— Begin Data shown —

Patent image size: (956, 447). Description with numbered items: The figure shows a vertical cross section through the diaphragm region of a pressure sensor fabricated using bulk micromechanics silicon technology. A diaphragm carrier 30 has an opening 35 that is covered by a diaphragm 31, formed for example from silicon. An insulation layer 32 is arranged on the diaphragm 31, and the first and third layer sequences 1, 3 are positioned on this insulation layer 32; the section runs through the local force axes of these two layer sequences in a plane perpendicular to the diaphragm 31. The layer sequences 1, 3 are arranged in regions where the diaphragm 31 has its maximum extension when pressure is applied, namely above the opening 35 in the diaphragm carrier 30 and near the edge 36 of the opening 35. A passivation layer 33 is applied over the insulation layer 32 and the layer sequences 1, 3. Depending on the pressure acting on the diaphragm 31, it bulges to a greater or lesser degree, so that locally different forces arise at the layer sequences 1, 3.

— End Data shown —
— Begin Data shown —

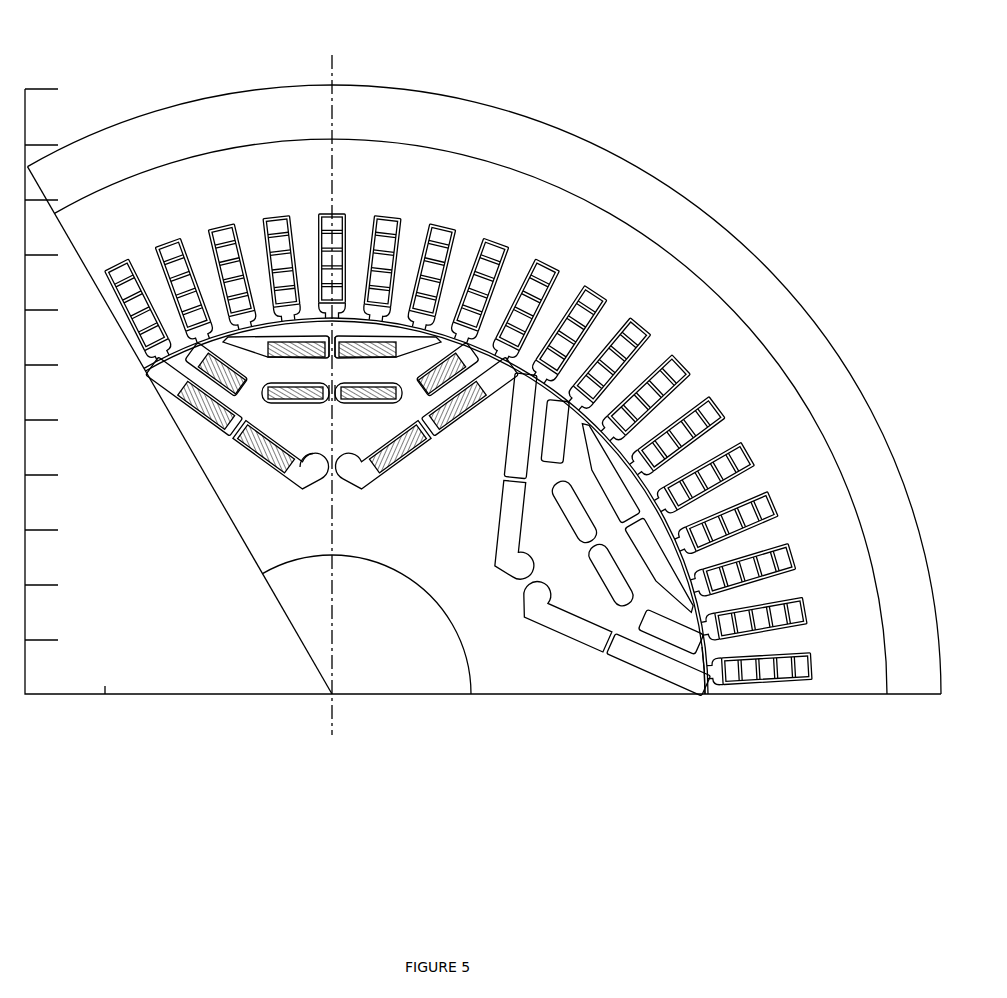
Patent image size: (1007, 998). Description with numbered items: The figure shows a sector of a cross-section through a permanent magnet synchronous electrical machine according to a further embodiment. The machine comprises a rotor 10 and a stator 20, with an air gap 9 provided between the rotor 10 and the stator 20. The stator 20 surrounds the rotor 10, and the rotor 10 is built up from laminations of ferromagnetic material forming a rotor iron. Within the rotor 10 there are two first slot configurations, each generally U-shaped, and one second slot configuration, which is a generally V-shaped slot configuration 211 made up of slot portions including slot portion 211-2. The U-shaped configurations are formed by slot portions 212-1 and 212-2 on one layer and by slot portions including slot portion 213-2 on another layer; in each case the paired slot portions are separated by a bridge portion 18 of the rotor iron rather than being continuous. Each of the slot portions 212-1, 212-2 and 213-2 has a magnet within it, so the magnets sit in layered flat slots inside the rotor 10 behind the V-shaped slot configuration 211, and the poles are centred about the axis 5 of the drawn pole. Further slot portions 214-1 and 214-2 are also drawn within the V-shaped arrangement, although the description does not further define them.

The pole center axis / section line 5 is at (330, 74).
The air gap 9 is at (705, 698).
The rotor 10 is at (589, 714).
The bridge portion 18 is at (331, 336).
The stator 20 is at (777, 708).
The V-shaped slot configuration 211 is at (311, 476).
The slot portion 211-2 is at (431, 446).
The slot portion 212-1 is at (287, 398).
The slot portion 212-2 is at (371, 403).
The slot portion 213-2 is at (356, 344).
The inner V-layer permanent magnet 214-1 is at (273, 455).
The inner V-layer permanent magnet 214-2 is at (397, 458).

— End Data shown —

_Aim_. Copy out each line above that contains the word "permanent". Case counts.

_Final answer_.
Patent image size: (1007, 998). Description with numbered items: The figure shows a sector of a cross-section through a permanent magnet synchronous electrical machine according to a further embodiment. The machine comprises a rotor 10 and a stator 20, with an air gap 9 provided between the rotor 10 and the stator 20. The stator 20 surrounds the rotor 10, and the rotor 10 is built up from laminations of ferromagnetic material forming a rotor iron. Within the rotor 10 there are two first slot configurations, each generally U-shaped, and one second slot configuration, which is a generally V-shaped slot configuration 211 made up of slot portions including slot portion 211-2. The U-shaped configurations are formed by slot portions 212-1 and 212-2 on one layer and by slot portions including slot portion 213-2 on another layer; in each case the paired slot portions are separated by a bridge portion 18 of the rotor iron rather than being continuous. Each of the slot portions 212-1, 212-2 and 213-2 has a magnet within it, so the magnets sit in layered flat slots inside the rotor 10 behind the V-shaped slot configuration 211, and the poles are centred about the axis 5 of the drawn pole. Further slot portions 214-1 and 214-2 are also drawn within the V-shaped arrangement, although the description does not further define them.
The inner V-layer permanent magnet 214-1 is at (273, 455).
The inner V-layer permanent magnet 214-2 is at (397, 458).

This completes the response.